Stored data:
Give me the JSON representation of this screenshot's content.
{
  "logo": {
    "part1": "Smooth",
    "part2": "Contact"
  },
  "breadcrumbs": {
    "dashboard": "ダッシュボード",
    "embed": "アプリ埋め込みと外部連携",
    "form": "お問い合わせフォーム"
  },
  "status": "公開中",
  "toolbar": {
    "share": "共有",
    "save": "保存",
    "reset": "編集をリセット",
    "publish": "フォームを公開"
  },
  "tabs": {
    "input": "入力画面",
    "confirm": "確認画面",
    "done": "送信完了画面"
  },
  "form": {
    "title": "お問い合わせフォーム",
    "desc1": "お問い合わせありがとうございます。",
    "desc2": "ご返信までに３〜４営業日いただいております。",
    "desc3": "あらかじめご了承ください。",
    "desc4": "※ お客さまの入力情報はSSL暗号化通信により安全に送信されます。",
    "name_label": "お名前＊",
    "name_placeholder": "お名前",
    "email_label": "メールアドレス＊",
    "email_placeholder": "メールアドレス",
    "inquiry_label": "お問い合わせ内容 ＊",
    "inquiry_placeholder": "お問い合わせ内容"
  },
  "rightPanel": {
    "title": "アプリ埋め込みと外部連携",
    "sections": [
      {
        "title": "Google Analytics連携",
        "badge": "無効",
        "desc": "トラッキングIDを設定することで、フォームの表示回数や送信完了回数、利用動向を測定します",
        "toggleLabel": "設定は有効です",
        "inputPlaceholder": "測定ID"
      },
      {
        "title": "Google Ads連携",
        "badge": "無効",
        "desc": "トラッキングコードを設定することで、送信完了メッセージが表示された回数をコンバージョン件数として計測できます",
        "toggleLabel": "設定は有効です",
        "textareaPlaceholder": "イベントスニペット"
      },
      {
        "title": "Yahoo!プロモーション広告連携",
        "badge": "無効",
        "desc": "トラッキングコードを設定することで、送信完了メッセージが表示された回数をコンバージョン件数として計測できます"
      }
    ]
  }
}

(INSTRUCTIONS FOR THE TASK):
Nothing should be left out: repeat all of the data exactly.

(RESULT BELOW):
Give me the JSON representation of this screenshot's content.
{
  "logo": {
    "part1": "Smooth",
    "part2": "Contact"
  },
  "breadcrumbs": {
    "dashboard": "ダッシュボード",
    "embed": "アプリ埋め込みと外部連携",
    "form": "お問い合わせフォーム"
  },
  "status": "公開中",
  "toolbar": {
    "share": "共有",
    "save": "保存",
    "reset": "編集をリセット",
    "publish": "フォームを公開"
  },
  "tabs": {
    "input": "入力画面",
    "confirm": "確認画面",
    "done": "送信完了画面"
  },
  "form": {
    "title": "お問い合わせフォーム",
    "desc1": "お問い合わせありがとうございます。",
    "desc2": "ご返信までに３〜４営業日いただいております。",
    "desc3": "あらかじめご了承ください。",
    "desc4": "※ お客さまの入力情報はSSL暗号化通信により安全に送信されます。",
    "name_label": "お名前＊",
    "name_placeholder": "お名前",
    "email_label": "メールアドレス＊",
    "email_placeholder": "メールアドレス",
    "inquiry_label": "お問い合わせ内容 ＊",
    "inquiry_placeholder": "お問い合わせ内容"
  },
  "rightPanel": {
    "title": "アプリ埋め込みと外部連携",
    "sections": [
      {
        "title": "Google Analytics連携",
        "badge": "無効",
        "desc": "トラッキングIDを設定することで、フォームの表示回数や送信完了回数、利用動向を測定します",
        "toggleLabel": "設定は有効です",
        "inputPlaceholder": "測定ID"
      },
      {
        "title": "Google Ads連携",
        "badge": "無効",
        "desc": "トラッキングコードを設定することで、送信完了メッセージが表示された回数をコンバージョン件数として計測できます",
        "toggleLabel": "設定は有効です",
        "textareaPlaceholder": "イベントスニペット"
      },
      {
        "title": "Yahoo!プロモーション広告連携",
        "badge": "無効",
        "desc": "トラッキングコードを設定することで、送信完了メッセージが表示された回数をコンバージョン件数として計測できます"
      }
    ]
  }
}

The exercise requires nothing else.